● **Aim of the task**: Scan the records and identify every line in which the string "felis" occurs, then return those lines.

● **Material provided**:
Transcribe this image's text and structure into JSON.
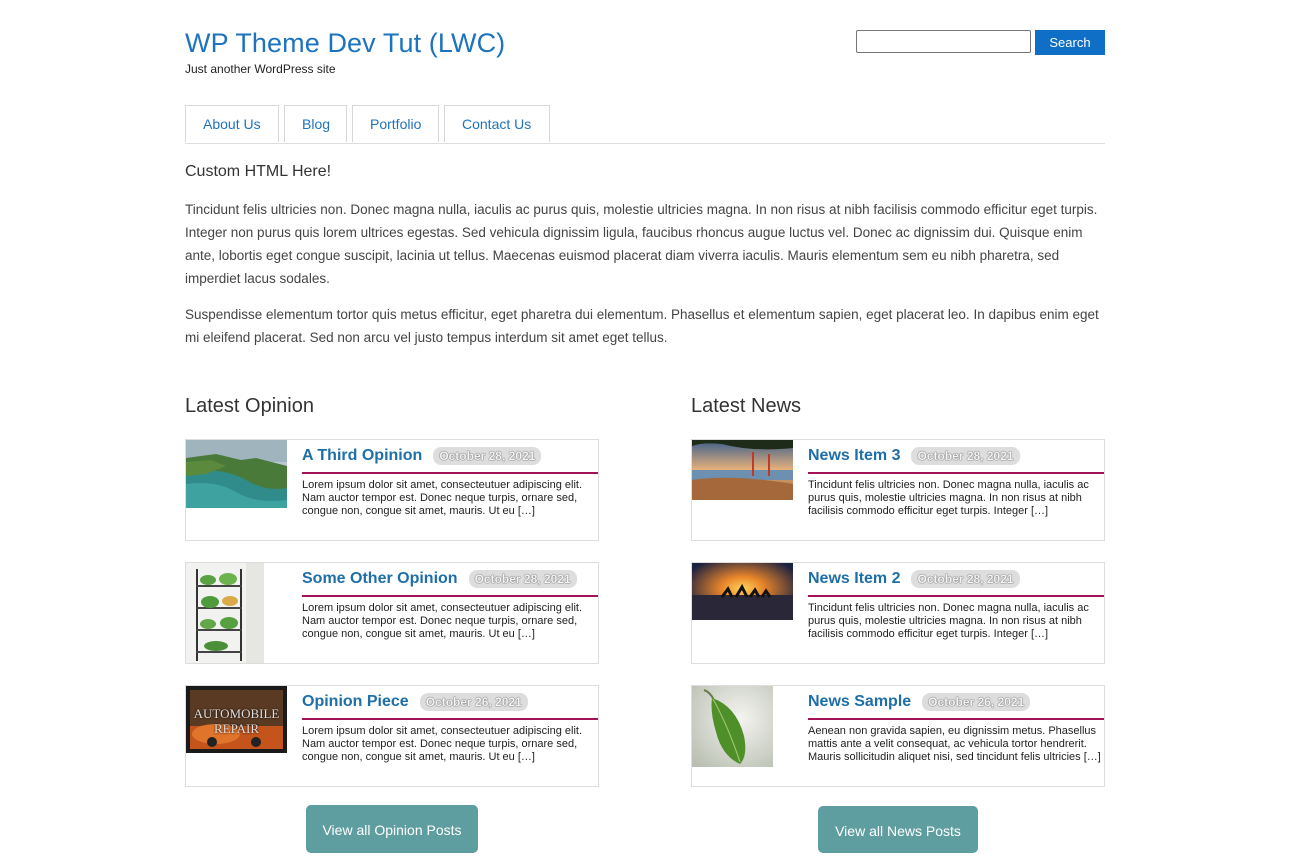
{
  "site": {
    "title": "WP Theme Dev Tut (LWC)",
    "tagline": "Just another WordPress site"
  },
  "search": {
    "value": "",
    "placeholder": "",
    "button_label": "Search"
  },
  "nav": {
    "items": [
      {
        "label": "About Us"
      },
      {
        "label": "Blog"
      },
      {
        "label": "Portfolio"
      },
      {
        "label": "Contact Us"
      }
    ]
  },
  "intro": {
    "heading": "Custom HTML Here!",
    "paragraphs": [
      "Tincidunt felis ultricies non. Donec magna nulla, iaculis ac purus quis, molestie ultricies magna. In non risus at nibh facilisis commodo efficitur eget turpis. Integer non purus quis lorem ultrices egestas. Sed vehicula dignissim ligula, faucibus rhoncus augue luctus vel. Donec ac dignissim dui. Quisque enim ante, lobortis eget congue suscipit, lacinia ut tellus. Maecenas euismod placerat diam viverra iaculis. Mauris elementum sem eu nibh pharetra, sed imperdiet lacus sodales.",
      "Suspendisse elementum tortor quis metus efficitur, eget pharetra dui elementum. Phasellus et elementum sapien, eget placerat leo. In dapibus enim eget mi eleifend placerat. Sed non arcu vel justo tempus interdum sit amet eget tellus."
    ]
  },
  "opinion": {
    "heading": "Latest Opinion",
    "posts": [
      {
        "title": "A Third Opinion",
        "date": "October 28, 2021",
        "excerpt": "Lorem ipsum dolor sit amet, consecteutuer adipiscing elit. Nam auctor tempor est. Donec neque turpis, ornare sed, congue non, congue sit amet, mauris. Ut eu […]",
        "image": "cliffs-coast-thumbnail"
      },
      {
        "title": "Some Other Opinion",
        "date": "October 28, 2021",
        "excerpt": "Lorem ipsum dolor sit amet, consecteutuer adipiscing elit. Nam auctor tempor est. Donec neque turpis, ornare sed, congue non, congue sit amet, mauris. Ut eu […]",
        "image": "plant-shelf-thumbnail"
      },
      {
        "title": "Opinion Piece",
        "date": "October 26, 2021",
        "excerpt": "Lorem ipsum dolor sit amet, consecteutuer adipiscing elit. Nam auctor tempor est. Donec neque turpis, ornare sed, congue non, congue sit amet, mauris. Ut eu […]",
        "image": "automobile-repair-thumbnail",
        "image_text": "AUTOMOBILE REPAIR"
      }
    ],
    "view_all_label": "View all Opinion Posts"
  },
  "news": {
    "heading": "Latest News",
    "posts": [
      {
        "title": "News Item 3",
        "date": "October 28, 2021",
        "excerpt": "Tincidunt felis ultricies non. Donec magna nulla, iaculis ac purus quis, molestie ultricies magna. In non risus at nibh facilisis commodo efficitur eget turpis. Integer […]",
        "image": "golden-gate-thumbnail"
      },
      {
        "title": "News Item 2",
        "date": "October 28, 2021",
        "excerpt": "Tincidunt felis ultricies non. Donec magna nulla, iaculis ac purus quis, molestie ultricies magna. In non risus at nibh facilisis commodo efficitur eget turpis. Integer […]",
        "image": "sunset-camels-thumbnail"
      },
      {
        "title": "News Sample",
        "date": "October 26, 2021",
        "excerpt": "Aenean non gravida sapien, eu dignissim metus. Phasellus mattis ante a velit consequat, ac vehicula tortor hendrerit. Mauris sollicitudin aliquet nisi, sed tincidunt felis ultricies […]",
        "image": "green-leaf-thumbnail"
      }
    ],
    "view_all_label": "View all News Posts"
  },
  "colors": {
    "link": "#1e73be",
    "search_button": "#0f6fc6",
    "accent_rule": "#a4135a",
    "view_all_button": "#5f9ea0"
  }
}
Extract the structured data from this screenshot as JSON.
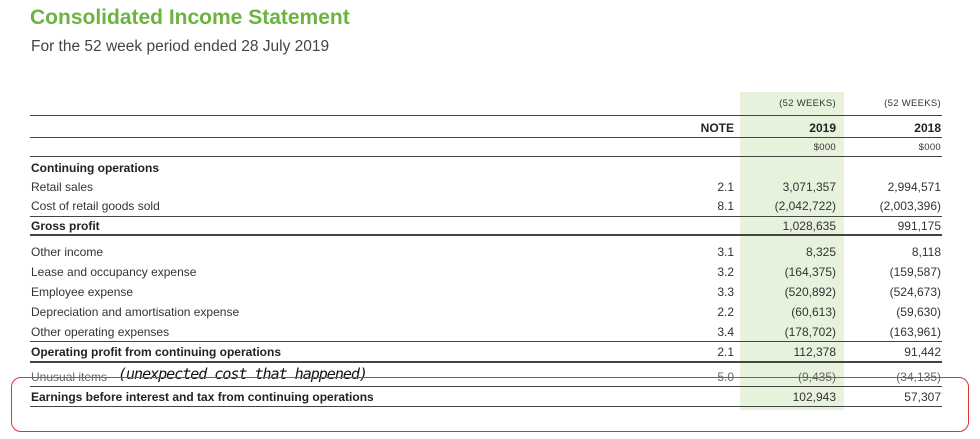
{
  "header": {
    "title": "Consolidated Income Statement",
    "subtitle": "For the 52 week period ended 28 July 2019"
  },
  "columns": {
    "period_2019": "(52 WEEKS)",
    "period_2018": "(52 WEEKS)",
    "note": "NOTE",
    "year_2019": "2019",
    "year_2018": "2018",
    "unit_2019": "$000",
    "unit_2018": "$000"
  },
  "section_heading": "Continuing operations",
  "rows": [
    {
      "label": "Retail sales",
      "note": "2.1",
      "y2019": "3,071,357",
      "y2018": "2,994,571"
    },
    {
      "label": "Cost of retail goods sold",
      "note": "8.1",
      "y2019": "(2,042,722)",
      "y2018": "(2,003,396)"
    },
    {
      "label": "Gross profit",
      "note": "",
      "y2019": "1,028,635",
      "y2018": "991,175"
    },
    {
      "label": "Other income",
      "note": "3.1",
      "y2019": "8,325",
      "y2018": "8,118"
    },
    {
      "label": "Lease and occupancy expense",
      "note": "3.2",
      "y2019": "(164,375)",
      "y2018": "(159,587)"
    },
    {
      "label": "Employee expense",
      "note": "3.3",
      "y2019": "(520,892)",
      "y2018": "(524,673)"
    },
    {
      "label": "Depreciation and amortisation expense",
      "note": "2.2",
      "y2019": "(60,613)",
      "y2018": "(59,630)"
    },
    {
      "label": "Other operating expenses",
      "note": "3.4",
      "y2019": "(178,702)",
      "y2018": "(163,961)"
    },
    {
      "label": "Operating profit from continuing operations",
      "note": "2.1",
      "y2019": "112,378",
      "y2018": "91,442"
    },
    {
      "label": "Unusual items",
      "note": "5.0",
      "y2019": "(9,435)",
      "y2018": "(34,135)"
    },
    {
      "label": "Earnings before interest and tax from continuing operations",
      "note": "",
      "y2019": "102,943",
      "y2018": "57,307"
    }
  ],
  "annotation": "(unexpected cost that happened)",
  "colors": {
    "title": "#6cb33f",
    "highlight": "#e7f2dd",
    "callout": "#dd3333"
  }
}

● **Correct result**:
      "Tincidunt felis ultricies non. Donec magna nulla, iaculis ac purus quis, molestie ultricies magna. In non risus at nibh facilisis commodo efficitur eget turpis. Integer non purus quis lorem ultrices egestas. Sed vehicula dignissim ligula, faucibus rhoncus augue luctus vel. Donec ac dignissim dui. Quisque enim ante, lobortis eget congue suscipit, lacinia ut tellus. Maecenas euismod placerat diam viverra iaculis. Mauris elementum sem eu nibh pharetra, sed imperdiet lacus sodales.",
        "excerpt": "Tincidunt felis ultricies non. Donec magna nulla, iaculis ac purus quis, molestie ultricies magna. In non risus at nibh facilisis commodo efficitur eget turpis. Integer […]",
        "excerpt": "Tincidunt felis ultricies non. Donec magna nulla, iaculis ac purus quis, molestie ultricies magna. In non risus at nibh facilisis commodo efficitur eget turpis. Integer […]",
        "excerpt": "Aenean non gravida sapien, eu dignissim metus. Phasellus mattis ante a velit consequat, ac vehicula tortor hendrerit. Mauris sollicitudin aliquet nisi, sed tincidunt felis ultricies […]",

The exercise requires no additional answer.